### Directions for this task
Copy every line of the listing that holds the string "детское".

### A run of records
==========

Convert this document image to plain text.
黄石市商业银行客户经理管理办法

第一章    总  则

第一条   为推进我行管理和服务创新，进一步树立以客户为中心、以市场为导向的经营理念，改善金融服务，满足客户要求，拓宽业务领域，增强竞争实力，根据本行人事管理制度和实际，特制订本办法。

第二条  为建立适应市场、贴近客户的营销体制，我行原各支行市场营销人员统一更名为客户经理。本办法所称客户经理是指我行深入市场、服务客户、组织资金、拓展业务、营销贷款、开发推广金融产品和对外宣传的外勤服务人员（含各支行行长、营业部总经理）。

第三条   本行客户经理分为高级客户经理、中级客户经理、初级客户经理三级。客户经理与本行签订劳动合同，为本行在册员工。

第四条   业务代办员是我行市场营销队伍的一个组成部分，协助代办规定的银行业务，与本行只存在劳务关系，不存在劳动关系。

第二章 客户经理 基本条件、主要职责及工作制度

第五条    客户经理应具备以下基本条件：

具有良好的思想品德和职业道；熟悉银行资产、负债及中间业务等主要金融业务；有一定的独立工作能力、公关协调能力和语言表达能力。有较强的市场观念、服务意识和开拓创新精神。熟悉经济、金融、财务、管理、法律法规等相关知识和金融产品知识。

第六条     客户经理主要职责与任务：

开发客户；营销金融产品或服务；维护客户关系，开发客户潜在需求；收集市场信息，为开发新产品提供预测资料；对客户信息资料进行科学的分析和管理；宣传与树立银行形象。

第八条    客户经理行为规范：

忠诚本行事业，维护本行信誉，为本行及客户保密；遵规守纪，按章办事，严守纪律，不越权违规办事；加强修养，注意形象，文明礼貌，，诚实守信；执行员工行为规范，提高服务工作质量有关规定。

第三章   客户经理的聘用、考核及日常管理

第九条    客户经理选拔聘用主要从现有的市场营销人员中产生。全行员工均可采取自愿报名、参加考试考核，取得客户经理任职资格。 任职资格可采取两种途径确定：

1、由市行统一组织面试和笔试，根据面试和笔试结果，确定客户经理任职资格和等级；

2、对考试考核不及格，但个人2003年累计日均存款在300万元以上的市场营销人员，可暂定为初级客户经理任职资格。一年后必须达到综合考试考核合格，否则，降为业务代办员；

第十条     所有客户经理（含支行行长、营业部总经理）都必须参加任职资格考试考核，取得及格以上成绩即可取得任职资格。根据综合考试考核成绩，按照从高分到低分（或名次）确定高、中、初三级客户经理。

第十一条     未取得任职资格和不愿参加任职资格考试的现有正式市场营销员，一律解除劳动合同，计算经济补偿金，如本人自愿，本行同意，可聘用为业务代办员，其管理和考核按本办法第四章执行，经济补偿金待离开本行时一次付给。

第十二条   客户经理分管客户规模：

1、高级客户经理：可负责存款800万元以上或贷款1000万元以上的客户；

==========

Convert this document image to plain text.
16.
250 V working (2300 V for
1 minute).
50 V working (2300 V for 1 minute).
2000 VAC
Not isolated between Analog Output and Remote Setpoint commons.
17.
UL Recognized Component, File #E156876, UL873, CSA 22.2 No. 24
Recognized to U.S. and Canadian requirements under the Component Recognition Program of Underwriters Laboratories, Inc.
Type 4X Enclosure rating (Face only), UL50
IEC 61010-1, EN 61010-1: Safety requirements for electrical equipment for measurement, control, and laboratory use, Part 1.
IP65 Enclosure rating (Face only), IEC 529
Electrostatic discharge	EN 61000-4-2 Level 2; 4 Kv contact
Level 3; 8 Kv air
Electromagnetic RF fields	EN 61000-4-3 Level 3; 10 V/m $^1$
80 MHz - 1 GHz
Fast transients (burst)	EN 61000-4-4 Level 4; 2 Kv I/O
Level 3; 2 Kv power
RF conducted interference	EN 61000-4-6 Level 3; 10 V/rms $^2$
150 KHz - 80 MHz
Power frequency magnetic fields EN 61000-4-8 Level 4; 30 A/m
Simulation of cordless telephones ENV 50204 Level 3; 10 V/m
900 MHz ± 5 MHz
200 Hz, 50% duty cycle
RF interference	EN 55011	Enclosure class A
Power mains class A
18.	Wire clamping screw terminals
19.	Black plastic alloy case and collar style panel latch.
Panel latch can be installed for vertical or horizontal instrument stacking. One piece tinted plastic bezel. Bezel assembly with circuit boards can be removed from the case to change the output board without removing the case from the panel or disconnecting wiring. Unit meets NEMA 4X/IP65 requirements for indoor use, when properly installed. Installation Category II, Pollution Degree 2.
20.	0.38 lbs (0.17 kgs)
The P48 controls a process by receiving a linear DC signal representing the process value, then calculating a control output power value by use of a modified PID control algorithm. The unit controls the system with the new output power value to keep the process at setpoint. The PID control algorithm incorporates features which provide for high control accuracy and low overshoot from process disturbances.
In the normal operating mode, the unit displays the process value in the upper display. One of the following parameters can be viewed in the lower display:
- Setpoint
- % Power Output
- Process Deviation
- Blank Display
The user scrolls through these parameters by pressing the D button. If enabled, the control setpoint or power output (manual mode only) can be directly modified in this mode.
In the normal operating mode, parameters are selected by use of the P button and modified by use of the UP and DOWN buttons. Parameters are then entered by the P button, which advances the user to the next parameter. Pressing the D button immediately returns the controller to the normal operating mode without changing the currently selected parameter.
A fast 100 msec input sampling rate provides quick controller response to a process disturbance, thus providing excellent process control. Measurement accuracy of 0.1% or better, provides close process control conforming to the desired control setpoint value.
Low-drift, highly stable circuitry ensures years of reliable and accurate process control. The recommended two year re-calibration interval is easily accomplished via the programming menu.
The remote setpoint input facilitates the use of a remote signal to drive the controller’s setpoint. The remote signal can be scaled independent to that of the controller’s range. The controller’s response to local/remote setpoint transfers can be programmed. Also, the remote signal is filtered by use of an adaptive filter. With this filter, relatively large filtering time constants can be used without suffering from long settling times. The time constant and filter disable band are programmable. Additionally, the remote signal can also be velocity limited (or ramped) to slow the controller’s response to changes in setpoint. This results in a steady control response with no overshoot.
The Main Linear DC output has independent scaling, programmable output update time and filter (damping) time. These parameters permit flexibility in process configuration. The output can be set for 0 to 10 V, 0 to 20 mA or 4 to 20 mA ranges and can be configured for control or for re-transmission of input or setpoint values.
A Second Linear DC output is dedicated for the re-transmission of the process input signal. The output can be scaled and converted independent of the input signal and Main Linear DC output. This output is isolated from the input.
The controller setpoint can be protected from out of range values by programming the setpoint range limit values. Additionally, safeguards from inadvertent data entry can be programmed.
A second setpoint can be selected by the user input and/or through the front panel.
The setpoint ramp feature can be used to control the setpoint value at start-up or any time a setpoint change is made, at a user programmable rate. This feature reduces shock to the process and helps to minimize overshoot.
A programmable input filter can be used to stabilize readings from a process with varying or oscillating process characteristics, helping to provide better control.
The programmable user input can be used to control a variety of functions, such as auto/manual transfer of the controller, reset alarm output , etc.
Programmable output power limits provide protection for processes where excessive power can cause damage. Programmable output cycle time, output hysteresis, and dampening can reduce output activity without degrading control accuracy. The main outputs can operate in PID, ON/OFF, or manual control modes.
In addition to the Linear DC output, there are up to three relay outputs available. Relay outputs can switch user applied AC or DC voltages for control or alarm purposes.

==========

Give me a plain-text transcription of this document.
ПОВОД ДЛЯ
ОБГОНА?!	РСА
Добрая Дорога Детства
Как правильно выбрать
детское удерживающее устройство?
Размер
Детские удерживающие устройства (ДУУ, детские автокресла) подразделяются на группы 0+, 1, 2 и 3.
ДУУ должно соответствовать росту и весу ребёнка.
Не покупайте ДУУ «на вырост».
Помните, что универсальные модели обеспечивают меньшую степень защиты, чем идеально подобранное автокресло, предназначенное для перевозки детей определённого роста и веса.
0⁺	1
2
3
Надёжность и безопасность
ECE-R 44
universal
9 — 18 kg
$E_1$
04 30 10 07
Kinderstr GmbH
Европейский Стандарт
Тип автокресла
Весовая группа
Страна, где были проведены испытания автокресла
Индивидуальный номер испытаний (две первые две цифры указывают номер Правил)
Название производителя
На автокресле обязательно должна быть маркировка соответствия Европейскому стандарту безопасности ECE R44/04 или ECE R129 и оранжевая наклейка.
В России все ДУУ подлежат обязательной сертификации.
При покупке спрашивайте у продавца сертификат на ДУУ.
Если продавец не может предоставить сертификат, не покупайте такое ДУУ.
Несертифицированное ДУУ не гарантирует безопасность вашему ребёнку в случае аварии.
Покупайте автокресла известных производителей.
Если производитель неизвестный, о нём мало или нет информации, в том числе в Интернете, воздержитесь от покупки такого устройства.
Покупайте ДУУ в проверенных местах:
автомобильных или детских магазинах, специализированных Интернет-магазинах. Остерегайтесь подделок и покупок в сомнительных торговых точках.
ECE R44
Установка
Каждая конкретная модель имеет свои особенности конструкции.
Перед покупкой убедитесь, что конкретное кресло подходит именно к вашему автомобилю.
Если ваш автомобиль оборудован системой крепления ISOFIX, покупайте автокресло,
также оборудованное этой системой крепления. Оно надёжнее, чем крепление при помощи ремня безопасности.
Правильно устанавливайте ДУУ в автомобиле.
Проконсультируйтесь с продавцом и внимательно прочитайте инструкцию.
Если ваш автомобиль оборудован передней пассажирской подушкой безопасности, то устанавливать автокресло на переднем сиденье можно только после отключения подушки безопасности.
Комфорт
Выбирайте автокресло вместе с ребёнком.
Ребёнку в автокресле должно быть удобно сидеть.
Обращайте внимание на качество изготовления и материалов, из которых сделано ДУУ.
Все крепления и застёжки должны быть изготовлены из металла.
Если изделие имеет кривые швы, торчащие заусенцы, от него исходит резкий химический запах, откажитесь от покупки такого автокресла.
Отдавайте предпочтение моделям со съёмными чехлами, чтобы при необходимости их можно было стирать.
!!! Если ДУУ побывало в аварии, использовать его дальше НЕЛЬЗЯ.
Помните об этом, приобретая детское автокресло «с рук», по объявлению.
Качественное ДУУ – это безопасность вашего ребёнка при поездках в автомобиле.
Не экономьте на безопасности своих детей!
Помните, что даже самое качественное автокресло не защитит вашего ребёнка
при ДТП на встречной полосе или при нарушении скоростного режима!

==========

### Exercise response
детское удерживающее устройство?
Помните об этом, приобретая детское автокресло «с рук», по объявлению.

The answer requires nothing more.